§ REQUIRED TASK:
Can you retype every one of the items below, line for line, with nothing changed?

§ PROVIDED DATA:
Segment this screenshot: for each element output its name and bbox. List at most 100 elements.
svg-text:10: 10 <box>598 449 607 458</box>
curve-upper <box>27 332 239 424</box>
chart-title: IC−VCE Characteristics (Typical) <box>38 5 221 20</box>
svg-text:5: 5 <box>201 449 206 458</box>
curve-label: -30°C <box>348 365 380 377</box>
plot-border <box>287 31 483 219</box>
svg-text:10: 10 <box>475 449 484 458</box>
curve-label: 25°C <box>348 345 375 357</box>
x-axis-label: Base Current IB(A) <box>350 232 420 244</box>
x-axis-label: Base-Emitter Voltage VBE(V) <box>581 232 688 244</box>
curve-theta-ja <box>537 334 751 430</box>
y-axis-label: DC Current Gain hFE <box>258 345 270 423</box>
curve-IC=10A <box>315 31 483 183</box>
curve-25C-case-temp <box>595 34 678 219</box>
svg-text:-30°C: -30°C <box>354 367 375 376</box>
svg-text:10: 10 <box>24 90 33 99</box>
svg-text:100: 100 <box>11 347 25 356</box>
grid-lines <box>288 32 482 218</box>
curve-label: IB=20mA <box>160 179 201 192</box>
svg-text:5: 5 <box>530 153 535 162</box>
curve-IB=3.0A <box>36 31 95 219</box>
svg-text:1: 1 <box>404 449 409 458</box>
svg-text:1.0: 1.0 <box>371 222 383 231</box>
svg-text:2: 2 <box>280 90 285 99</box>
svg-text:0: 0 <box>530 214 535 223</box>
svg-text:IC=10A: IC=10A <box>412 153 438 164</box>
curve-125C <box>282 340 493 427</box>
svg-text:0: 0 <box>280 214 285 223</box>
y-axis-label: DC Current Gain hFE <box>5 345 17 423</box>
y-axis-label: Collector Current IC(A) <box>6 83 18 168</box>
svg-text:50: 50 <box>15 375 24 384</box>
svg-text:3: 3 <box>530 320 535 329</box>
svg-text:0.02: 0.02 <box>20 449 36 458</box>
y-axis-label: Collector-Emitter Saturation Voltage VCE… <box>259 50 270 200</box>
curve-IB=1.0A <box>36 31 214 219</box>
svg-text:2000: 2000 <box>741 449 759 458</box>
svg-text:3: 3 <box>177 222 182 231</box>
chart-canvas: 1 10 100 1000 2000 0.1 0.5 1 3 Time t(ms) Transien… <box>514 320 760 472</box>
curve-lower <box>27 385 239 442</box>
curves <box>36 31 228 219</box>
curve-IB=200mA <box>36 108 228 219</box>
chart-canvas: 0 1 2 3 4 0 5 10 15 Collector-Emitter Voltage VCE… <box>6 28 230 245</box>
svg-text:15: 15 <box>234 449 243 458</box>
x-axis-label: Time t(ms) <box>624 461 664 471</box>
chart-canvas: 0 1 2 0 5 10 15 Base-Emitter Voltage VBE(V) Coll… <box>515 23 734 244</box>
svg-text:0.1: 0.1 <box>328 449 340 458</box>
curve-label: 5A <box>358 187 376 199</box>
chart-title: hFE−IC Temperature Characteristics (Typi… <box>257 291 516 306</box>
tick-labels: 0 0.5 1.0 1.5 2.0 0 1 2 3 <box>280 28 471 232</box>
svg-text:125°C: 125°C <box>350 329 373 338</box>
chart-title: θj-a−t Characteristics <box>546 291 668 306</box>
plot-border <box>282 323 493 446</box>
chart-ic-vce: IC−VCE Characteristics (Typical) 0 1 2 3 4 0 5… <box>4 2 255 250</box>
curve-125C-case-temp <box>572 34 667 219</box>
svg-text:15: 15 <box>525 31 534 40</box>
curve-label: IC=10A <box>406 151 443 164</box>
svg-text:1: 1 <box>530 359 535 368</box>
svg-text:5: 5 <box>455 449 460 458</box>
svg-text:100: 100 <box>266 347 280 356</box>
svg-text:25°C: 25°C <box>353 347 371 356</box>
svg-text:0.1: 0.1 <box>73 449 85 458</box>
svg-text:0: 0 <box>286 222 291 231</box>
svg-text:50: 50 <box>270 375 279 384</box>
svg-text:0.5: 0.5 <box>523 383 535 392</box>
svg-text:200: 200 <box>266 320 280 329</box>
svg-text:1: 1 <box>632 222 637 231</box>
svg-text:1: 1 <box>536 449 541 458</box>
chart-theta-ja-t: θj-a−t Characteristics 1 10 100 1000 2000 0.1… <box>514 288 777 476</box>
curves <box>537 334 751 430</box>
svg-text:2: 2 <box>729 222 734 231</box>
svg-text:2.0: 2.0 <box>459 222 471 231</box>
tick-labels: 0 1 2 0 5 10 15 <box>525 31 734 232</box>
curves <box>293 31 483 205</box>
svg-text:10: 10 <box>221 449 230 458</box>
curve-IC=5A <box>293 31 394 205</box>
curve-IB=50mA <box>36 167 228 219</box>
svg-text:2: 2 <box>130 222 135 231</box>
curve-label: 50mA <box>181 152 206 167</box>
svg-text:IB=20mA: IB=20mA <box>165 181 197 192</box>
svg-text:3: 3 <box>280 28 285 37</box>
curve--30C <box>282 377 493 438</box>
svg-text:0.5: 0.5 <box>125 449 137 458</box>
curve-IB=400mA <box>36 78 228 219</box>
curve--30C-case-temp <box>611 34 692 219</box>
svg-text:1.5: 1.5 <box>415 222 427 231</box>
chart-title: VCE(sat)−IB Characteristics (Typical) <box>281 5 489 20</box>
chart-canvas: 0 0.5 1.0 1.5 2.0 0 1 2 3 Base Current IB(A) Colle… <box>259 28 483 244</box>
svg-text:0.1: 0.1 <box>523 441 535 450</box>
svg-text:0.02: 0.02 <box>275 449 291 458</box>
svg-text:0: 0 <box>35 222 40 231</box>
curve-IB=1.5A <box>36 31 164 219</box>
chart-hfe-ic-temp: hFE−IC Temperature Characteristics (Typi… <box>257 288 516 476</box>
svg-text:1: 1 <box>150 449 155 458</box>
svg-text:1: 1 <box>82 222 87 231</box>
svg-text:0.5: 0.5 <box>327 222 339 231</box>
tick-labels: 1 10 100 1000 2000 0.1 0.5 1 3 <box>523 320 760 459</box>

§ SOLVED EXERCISE:
Segment this screenshot: for each element output its name and bbox. List at most 100 elements.
svg-text:10: 10 <box>598 449 607 458</box>
curve-upper <box>27 332 239 424</box>
chart-title: IC−VCE Characteristics (Typical) <box>38 5 221 20</box>
svg-text:5: 5 <box>201 449 206 458</box>
curve-label: -30°C <box>348 365 380 377</box>
plot-border <box>287 31 483 219</box>
svg-text:10: 10 <box>475 449 484 458</box>
curve-label: 25°C <box>348 345 375 357</box>
x-axis-label: Base Current IB(A) <box>350 232 420 244</box>
x-axis-label: Base-Emitter Voltage VBE(V) <box>581 232 688 244</box>
curve-theta-ja <box>537 334 751 430</box>
y-axis-label: DC Current Gain hFE <box>258 345 270 423</box>
curve-IC=10A <box>315 31 483 183</box>
curve-25C-case-temp <box>595 34 678 219</box>
svg-text:-30°C: -30°C <box>354 367 375 376</box>
svg-text:10: 10 <box>24 90 33 99</box>
svg-text:100: 100 <box>11 347 25 356</box>
grid-lines <box>288 32 482 218</box>
curve-label: IB=20mA <box>160 179 201 192</box>
svg-text:5: 5 <box>530 153 535 162</box>
curve-IB=3.0A <box>36 31 95 219</box>
svg-text:1: 1 <box>404 449 409 458</box>
svg-text:1.0: 1.0 <box>371 222 383 231</box>
svg-text:2: 2 <box>280 90 285 99</box>
svg-text:0: 0 <box>530 214 535 223</box>
svg-text:IC=10A: IC=10A <box>412 153 438 164</box>
curve-125C <box>282 340 493 427</box>
svg-text:0: 0 <box>280 214 285 223</box>
y-axis-label: DC Current Gain hFE <box>5 345 17 423</box>
y-axis-label: Collector Current IC(A) <box>6 83 18 168</box>
svg-text:50: 50 <box>15 375 24 384</box>
svg-text:3: 3 <box>530 320 535 329</box>
svg-text:0.02: 0.02 <box>20 449 36 458</box>
y-axis-label: Collector-Emitter Saturation Voltage VCE… <box>259 50 270 200</box>
curve-IB=1.0A <box>36 31 214 219</box>
svg-text:2000: 2000 <box>741 449 759 458</box>
svg-text:3: 3 <box>177 222 182 231</box>
chart-canvas: 1 10 100 1000 2000 0.1 0.5 1 3 Time t(ms) Transien… <box>514 320 760 472</box>
curve-lower <box>27 385 239 442</box>
curves <box>36 31 228 219</box>
curve-IB=200mA <box>36 108 228 219</box>
chart-canvas: 0 1 2 3 4 0 5 10 15 Collector-Emitter Voltage VCE… <box>6 28 230 245</box>
svg-text:15: 15 <box>234 449 243 458</box>
x-axis-label: Time t(ms) <box>624 461 664 471</box>
chart-canvas: 0 1 2 0 5 10 15 Base-Emitter Voltage VBE(V) Coll… <box>515 23 734 244</box>
svg-text:0.1: 0.1 <box>328 449 340 458</box>
curve-label: 5A <box>358 187 376 199</box>
chart-title: hFE−IC Temperature Characteristics (Typi… <box>257 291 516 306</box>
tick-labels: 0 0.5 1.0 1.5 2.0 0 1 2 3 <box>280 28 471 232</box>
svg-text:125°C: 125°C <box>350 329 373 338</box>
chart-title: θj-a−t Characteristics <box>546 291 668 306</box>
plot-border <box>282 323 493 446</box>
chart-ic-vce: IC−VCE Characteristics (Typical) 0 1 2 3 4 0 5… <box>4 2 255 250</box>
curve-125C-case-temp <box>572 34 667 219</box>
svg-text:15: 15 <box>525 31 534 40</box>
curve-label: IC=10A <box>406 151 443 164</box>
svg-text:1: 1 <box>530 359 535 368</box>
svg-text:5: 5 <box>455 449 460 458</box>
svg-text:100: 100 <box>266 347 280 356</box>
svg-text:25°C: 25°C <box>353 347 371 356</box>
svg-text:0.1: 0.1 <box>73 449 85 458</box>
svg-text:0: 0 <box>286 222 291 231</box>
svg-text:50: 50 <box>270 375 279 384</box>
svg-text:0.5: 0.5 <box>523 383 535 392</box>
svg-text:200: 200 <box>266 320 280 329</box>
svg-text:1: 1 <box>632 222 637 231</box>
svg-text:1: 1 <box>536 449 541 458</box>
chart-theta-ja-t: θj-a−t Characteristics 1 10 100 1000 2000 0.1… <box>514 288 777 476</box>
curves <box>537 334 751 430</box>
svg-text:2: 2 <box>729 222 734 231</box>
svg-text:2.0: 2.0 <box>459 222 471 231</box>
tick-labels: 0 1 2 0 5 10 15 <box>525 31 734 232</box>
curves <box>293 31 483 205</box>
svg-text:10: 10 <box>221 449 230 458</box>
curve-IC=5A <box>293 31 394 205</box>
curve-IB=50mA <box>36 167 228 219</box>
svg-text:2: 2 <box>130 222 135 231</box>
curve-label: 50mA <box>181 152 206 167</box>
svg-text:IB=20mA: IB=20mA <box>165 181 197 192</box>
svg-text:3: 3 <box>280 28 285 37</box>
curve--30C <box>282 377 493 438</box>
svg-text:0.5: 0.5 <box>125 449 137 458</box>
curve-IB=400mA <box>36 78 228 219</box>
curve--30C-case-temp <box>611 34 692 219</box>
svg-text:1.5: 1.5 <box>415 222 427 231</box>
chart-title: VCE(sat)−IB Characteristics (Typical) <box>281 5 489 20</box>
chart-canvas: 0 0.5 1.0 1.5 2.0 0 1 2 3 Base Current IB(A) Colle… <box>259 28 483 244</box>
svg-text:0.1: 0.1 <box>523 441 535 450</box>
svg-text:0.02: 0.02 <box>275 449 291 458</box>
svg-text:0: 0 <box>35 222 40 231</box>
curve-IB=1.5A <box>36 31 164 219</box>
chart-hfe-ic-temp: hFE−IC Temperature Characteristics (Typi… <box>257 288 516 476</box>
svg-text:1: 1 <box>150 449 155 458</box>
svg-text:1: 1 <box>82 222 87 231</box>
svg-text:0.5: 0.5 <box>327 222 339 231</box>
tick-labels: 1 10 100 1000 2000 0.1 0.5 1 3 <box>523 320 760 459</box>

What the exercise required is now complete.